▶ [Dataset rows]
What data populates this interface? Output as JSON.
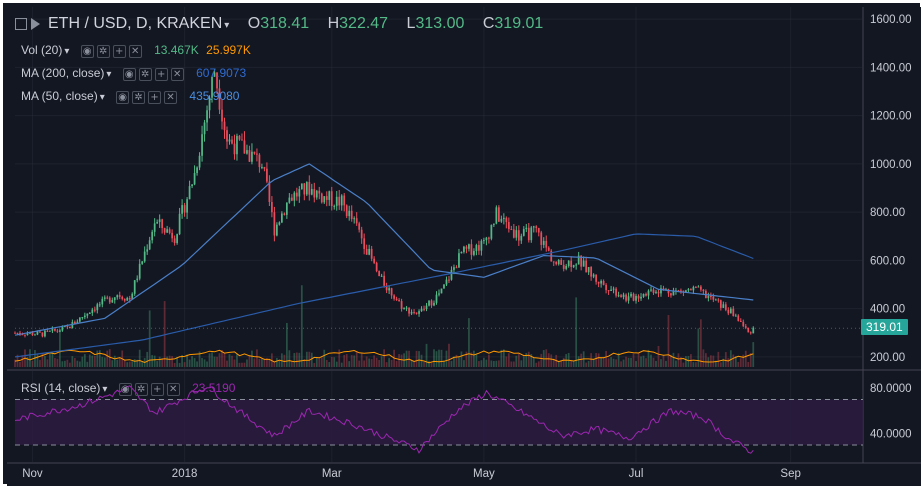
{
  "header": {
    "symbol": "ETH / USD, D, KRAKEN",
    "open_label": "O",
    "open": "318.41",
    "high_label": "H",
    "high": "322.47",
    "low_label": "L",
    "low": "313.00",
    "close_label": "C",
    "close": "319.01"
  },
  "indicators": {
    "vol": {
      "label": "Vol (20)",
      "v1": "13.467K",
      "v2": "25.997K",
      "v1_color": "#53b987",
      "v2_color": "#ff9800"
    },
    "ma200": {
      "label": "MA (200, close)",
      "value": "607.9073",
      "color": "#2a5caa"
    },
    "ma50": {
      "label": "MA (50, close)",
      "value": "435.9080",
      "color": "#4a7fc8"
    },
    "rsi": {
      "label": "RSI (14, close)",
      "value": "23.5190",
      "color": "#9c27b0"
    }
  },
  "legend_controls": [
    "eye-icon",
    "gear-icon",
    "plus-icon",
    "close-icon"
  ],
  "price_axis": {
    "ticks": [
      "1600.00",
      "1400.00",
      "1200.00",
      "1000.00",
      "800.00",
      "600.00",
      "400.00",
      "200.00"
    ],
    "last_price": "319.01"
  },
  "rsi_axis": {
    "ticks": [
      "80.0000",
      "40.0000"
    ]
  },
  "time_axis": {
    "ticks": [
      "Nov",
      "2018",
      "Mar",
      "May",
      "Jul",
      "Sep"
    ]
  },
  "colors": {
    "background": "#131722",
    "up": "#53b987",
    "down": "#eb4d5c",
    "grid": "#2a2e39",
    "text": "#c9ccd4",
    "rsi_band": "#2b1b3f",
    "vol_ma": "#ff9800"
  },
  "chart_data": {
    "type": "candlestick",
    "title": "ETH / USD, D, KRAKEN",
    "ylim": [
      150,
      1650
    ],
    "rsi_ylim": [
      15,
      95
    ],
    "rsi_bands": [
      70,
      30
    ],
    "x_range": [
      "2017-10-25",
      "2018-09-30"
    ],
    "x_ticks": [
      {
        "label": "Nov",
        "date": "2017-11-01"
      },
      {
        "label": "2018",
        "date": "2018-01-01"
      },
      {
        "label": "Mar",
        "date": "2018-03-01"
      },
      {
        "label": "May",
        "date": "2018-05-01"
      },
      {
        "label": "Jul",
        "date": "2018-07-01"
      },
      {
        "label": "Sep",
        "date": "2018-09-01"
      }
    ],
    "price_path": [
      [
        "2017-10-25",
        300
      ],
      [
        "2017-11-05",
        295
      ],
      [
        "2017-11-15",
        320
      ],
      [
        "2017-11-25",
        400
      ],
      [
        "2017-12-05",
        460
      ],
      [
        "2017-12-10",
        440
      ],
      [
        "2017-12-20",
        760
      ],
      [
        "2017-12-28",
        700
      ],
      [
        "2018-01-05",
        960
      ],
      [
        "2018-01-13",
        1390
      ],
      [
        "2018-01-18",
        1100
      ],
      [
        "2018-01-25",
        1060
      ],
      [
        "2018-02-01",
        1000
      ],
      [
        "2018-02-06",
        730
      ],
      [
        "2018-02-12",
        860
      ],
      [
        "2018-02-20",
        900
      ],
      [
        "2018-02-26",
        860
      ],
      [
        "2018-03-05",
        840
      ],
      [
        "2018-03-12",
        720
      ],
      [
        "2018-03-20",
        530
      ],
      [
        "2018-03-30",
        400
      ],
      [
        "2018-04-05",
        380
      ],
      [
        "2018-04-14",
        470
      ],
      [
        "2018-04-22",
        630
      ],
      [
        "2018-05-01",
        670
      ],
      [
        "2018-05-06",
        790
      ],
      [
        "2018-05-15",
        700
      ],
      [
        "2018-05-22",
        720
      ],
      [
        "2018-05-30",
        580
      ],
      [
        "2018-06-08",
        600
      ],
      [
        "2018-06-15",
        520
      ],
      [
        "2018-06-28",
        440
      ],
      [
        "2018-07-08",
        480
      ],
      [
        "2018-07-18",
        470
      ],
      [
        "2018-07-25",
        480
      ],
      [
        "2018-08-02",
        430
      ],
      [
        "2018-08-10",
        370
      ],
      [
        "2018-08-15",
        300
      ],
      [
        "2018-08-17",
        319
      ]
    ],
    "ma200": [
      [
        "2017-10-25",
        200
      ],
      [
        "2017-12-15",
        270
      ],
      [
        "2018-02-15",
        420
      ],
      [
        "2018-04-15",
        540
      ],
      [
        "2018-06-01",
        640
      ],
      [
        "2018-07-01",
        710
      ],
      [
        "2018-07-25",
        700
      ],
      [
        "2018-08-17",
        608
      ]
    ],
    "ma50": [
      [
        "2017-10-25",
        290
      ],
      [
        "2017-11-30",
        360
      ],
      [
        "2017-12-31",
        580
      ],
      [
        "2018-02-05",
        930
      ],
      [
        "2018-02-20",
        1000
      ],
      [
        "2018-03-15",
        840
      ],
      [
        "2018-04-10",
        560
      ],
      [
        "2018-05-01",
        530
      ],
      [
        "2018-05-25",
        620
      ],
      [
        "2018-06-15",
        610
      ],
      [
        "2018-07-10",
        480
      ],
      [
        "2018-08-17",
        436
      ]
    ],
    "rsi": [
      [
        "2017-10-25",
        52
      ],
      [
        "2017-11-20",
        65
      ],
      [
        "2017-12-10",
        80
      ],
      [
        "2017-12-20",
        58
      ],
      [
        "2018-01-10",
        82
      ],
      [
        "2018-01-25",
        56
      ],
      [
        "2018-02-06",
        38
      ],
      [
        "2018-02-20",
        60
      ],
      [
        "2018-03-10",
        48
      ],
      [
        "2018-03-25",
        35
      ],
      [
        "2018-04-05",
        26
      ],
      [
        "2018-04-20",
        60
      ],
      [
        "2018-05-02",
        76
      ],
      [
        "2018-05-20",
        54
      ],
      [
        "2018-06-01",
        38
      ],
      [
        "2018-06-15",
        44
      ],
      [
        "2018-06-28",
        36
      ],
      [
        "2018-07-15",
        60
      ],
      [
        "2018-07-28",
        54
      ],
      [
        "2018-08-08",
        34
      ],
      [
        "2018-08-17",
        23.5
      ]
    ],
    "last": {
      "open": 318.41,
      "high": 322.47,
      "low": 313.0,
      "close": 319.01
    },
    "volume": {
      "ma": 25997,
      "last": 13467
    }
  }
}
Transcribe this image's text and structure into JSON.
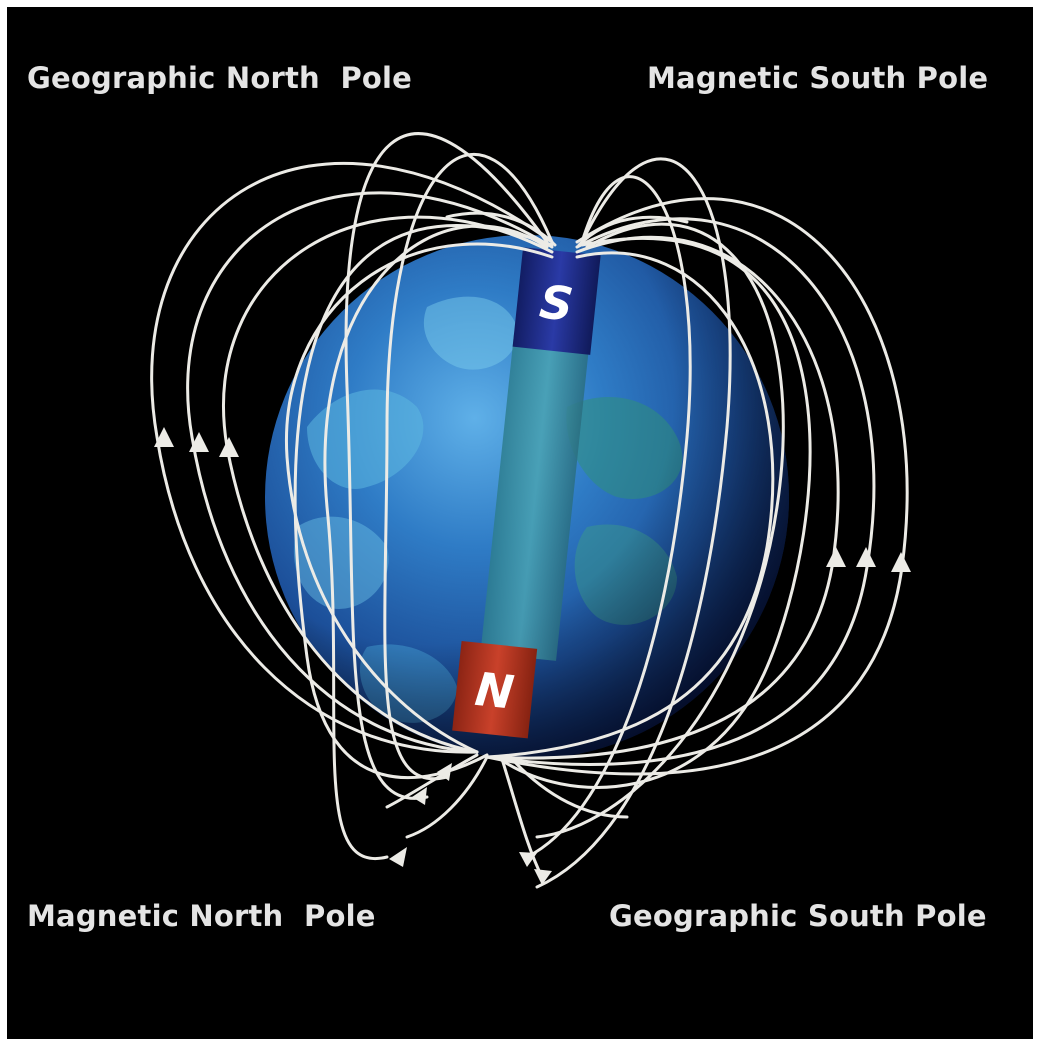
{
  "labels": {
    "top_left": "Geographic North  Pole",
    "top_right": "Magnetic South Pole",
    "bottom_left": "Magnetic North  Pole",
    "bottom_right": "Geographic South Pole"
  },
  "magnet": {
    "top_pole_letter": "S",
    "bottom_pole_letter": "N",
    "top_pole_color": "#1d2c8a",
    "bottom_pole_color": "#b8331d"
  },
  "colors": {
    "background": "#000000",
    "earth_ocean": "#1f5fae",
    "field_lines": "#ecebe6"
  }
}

▶ [The problem] Return the material word for word. Pictures are not part of the copy.

▶ [Answer below]
What data populates this interface? Output as JSON.
{
  "header": {
    "symbol": "ETH / USD, D, KRAKEN",
    "open_label": "O",
    "open": "318.41",
    "high_label": "H",
    "high": "322.47",
    "low_label": "L",
    "low": "313.00",
    "close_label": "C",
    "close": "319.01"
  },
  "indicators": {
    "vol": {
      "label": "Vol (20)",
      "v1": "13.467K",
      "v2": "25.997K",
      "v1_color": "#53b987",
      "v2_color": "#ff9800"
    },
    "ma200": {
      "label": "MA (200, close)",
      "value": "607.9073",
      "color": "#2a5caa"
    },
    "ma50": {
      "label": "MA (50, close)",
      "value": "435.9080",
      "color": "#4a7fc8"
    },
    "rsi": {
      "label": "RSI (14, close)",
      "value": "23.5190",
      "color": "#9c27b0"
    }
  },
  "legend_controls": [
    "eye-icon",
    "gear-icon",
    "plus-icon",
    "close-icon"
  ],
  "price_axis": {
    "ticks": [
      "1600.00",
      "1400.00",
      "1200.00",
      "1000.00",
      "800.00",
      "600.00",
      "400.00",
      "200.00"
    ],
    "last_price": "319.01"
  },
  "rsi_axis": {
    "ticks": [
      "80.0000",
      "40.0000"
    ]
  },
  "time_axis": {
    "ticks": [
      "Nov",
      "2018",
      "Mar",
      "May",
      "Jul",
      "Sep"
    ]
  },
  "colors": {
    "background": "#131722",
    "up": "#53b987",
    "down": "#eb4d5c",
    "grid": "#2a2e39",
    "text": "#c9ccd4",
    "rsi_band": "#2b1b3f",
    "vol_ma": "#ff9800"
  },
  "chart_data": {
    "type": "candlestick",
    "title": "ETH / USD, D, KRAKEN",
    "ylim": [
      150,
      1650
    ],
    "rsi_ylim": [
      15,
      95
    ],
    "rsi_bands": [
      70,
      30
    ],
    "x_range": [
      "2017-10-25",
      "2018-09-30"
    ],
    "x_ticks": [
      {
        "label": "Nov",
        "date": "2017-11-01"
      },
      {
        "label": "2018",
        "date": "2018-01-01"
      },
      {
        "label": "Mar",
        "date": "2018-03-01"
      },
      {
        "label": "May",
        "date": "2018-05-01"
      },
      {
        "label": "Jul",
        "date": "2018-07-01"
      },
      {
        "label": "Sep",
        "date": "2018-09-01"
      }
    ],
    "price_path": [
      [
        "2017-10-25",
        300
      ],
      [
        "2017-11-05",
        295
      ],
      [
        "2017-11-15",
        320
      ],
      [
        "2017-11-25",
        400
      ],
      [
        "2017-12-05",
        460
      ],
      [
        "2017-12-10",
        440
      ],
      [
        "2017-12-20",
        760
      ],
      [
        "2017-12-28",
        700
      ],
      [
        "2018-01-05",
        960
      ],
      [
        "2018-01-13",
        1390
      ],
      [
        "2018-01-18",
        1100
      ],
      [
        "2018-01-25",
        1060
      ],
      [
        "2018-02-01",
        1000
      ],
      [
        "2018-02-06",
        730
      ],
      [
        "2018-02-12",
        860
      ],
      [
        "2018-02-20",
        900
      ],
      [
        "2018-02-26",
        860
      ],
      [
        "2018-03-05",
        840
      ],
      [
        "2018-03-12",
        720
      ],
      [
        "2018-03-20",
        530
      ],
      [
        "2018-03-30",
        400
      ],
      [
        "2018-04-05",
        380
      ],
      [
        "2018-04-14",
        470
      ],
      [
        "2018-04-22",
        630
      ],
      [
        "2018-05-01",
        670
      ],
      [
        "2018-05-06",
        790
      ],
      [
        "2018-05-15",
        700
      ],
      [
        "2018-05-22",
        720
      ],
      [
        "2018-05-30",
        580
      ],
      [
        "2018-06-08",
        600
      ],
      [
        "2018-06-15",
        520
      ],
      [
        "2018-06-28",
        440
      ],
      [
        "2018-07-08",
        480
      ],
      [
        "2018-07-18",
        470
      ],
      [
        "2018-07-25",
        480
      ],
      [
        "2018-08-02",
        430
      ],
      [
        "2018-08-10",
        370
      ],
      [
        "2018-08-15",
        300
      ],
      [
        "2018-08-17",
        319
      ]
    ],
    "ma200": [
      [
        "2017-10-25",
        200
      ],
      [
        "2017-12-15",
        270
      ],
      [
        "2018-02-15",
        420
      ],
      [
        "2018-04-15",
        540
      ],
      [
        "2018-06-01",
        640
      ],
      [
        "2018-07-01",
        710
      ],
      [
        "2018-07-25",
        700
      ],
      [
        "2018-08-17",
        608
      ]
    ],
    "ma50": [
      [
        "2017-10-25",
        290
      ],
      [
        "2017-11-30",
        360
      ],
      [
        "2017-12-31",
        580
      ],
      [
        "2018-02-05",
        930
      ],
      [
        "2018-02-20",
        1000
      ],
      [
        "2018-03-15",
        840
      ],
      [
        "2018-04-10",
        560
      ],
      [
        "2018-05-01",
        530
      ],
      [
        "2018-05-25",
        620
      ],
      [
        "2018-06-15",
        610
      ],
      [
        "2018-07-10",
        480
      ],
      [
        "2018-08-17",
        436
      ]
    ],
    "rsi": [
      [
        "2017-10-25",
        52
      ],
      [
        "2017-11-20",
        65
      ],
      [
        "2017-12-10",
        80
      ],
      [
        "2017-12-20",
        58
      ],
      [
        "2018-01-10",
        82
      ],
      [
        "2018-01-25",
        56
      ],
      [
        "2018-02-06",
        38
      ],
      [
        "2018-02-20",
        60
      ],
      [
        "2018-03-10",
        48
      ],
      [
        "2018-03-25",
        35
      ],
      [
        "2018-04-05",
        26
      ],
      [
        "2018-04-20",
        60
      ],
      [
        "2018-05-02",
        76
      ],
      [
        "2018-05-20",
        54
      ],
      [
        "2018-06-01",
        38
      ],
      [
        "2018-06-15",
        44
      ],
      [
        "2018-06-28",
        36
      ],
      [
        "2018-07-15",
        60
      ],
      [
        "2018-07-28",
        54
      ],
      [
        "2018-08-08",
        34
      ],
      [
        "2018-08-17",
        23.5
      ]
    ],
    "last": {
      "open": 318.41,
      "high": 322.47,
      "low": 313.0,
      "close": 319.01
    },
    "volume": {
      "ma": 25997,
      "last": 13467
    }
  }
}
Transcribe this image's text and structure into JSON.
{
  "labels": {
    "top_left": "Geographic North  Pole",
    "top_right": "Magnetic South Pole",
    "bottom_left": "Magnetic North  Pole",
    "bottom_right": "Geographic South Pole"
  },
  "magnet": {
    "top_pole_letter": "S",
    "bottom_pole_letter": "N",
    "top_pole_color": "#1d2c8a",
    "bottom_pole_color": "#b8331d"
  },
  "colors": {
    "background": "#000000",
    "earth_ocean": "#1f5fae",
    "field_lines": "#ecebe6"
  }
}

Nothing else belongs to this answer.